** Start of Data to use **
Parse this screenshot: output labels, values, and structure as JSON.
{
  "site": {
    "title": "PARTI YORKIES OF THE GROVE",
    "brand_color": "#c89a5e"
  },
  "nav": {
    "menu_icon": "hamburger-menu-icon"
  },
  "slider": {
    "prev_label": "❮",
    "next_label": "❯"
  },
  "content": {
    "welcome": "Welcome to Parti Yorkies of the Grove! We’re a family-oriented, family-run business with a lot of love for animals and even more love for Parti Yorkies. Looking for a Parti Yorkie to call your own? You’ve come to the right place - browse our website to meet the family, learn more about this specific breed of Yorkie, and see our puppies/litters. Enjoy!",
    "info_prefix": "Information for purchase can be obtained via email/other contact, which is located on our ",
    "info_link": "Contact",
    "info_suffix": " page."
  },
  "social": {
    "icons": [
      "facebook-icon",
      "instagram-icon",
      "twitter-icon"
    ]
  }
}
** End of Data to use **
__Written request__:
Using the listing, copy every line where the word "this" shows up.

__Full output__:
Parse this screenshot: output labels, values, and structure as JSON.
    "welcome": "Welcome to Parti Yorkies of the Grove! We’re a family-oriented, family-run business with a lot of love for animals and even more love for Parti Yorkies. Looking for a Parti Yorkie to call your own? You’ve come to the right place - browse our website to meet the family, learn more about this specific breed of Yorkie, and see our puppies/litters. Enjoy!",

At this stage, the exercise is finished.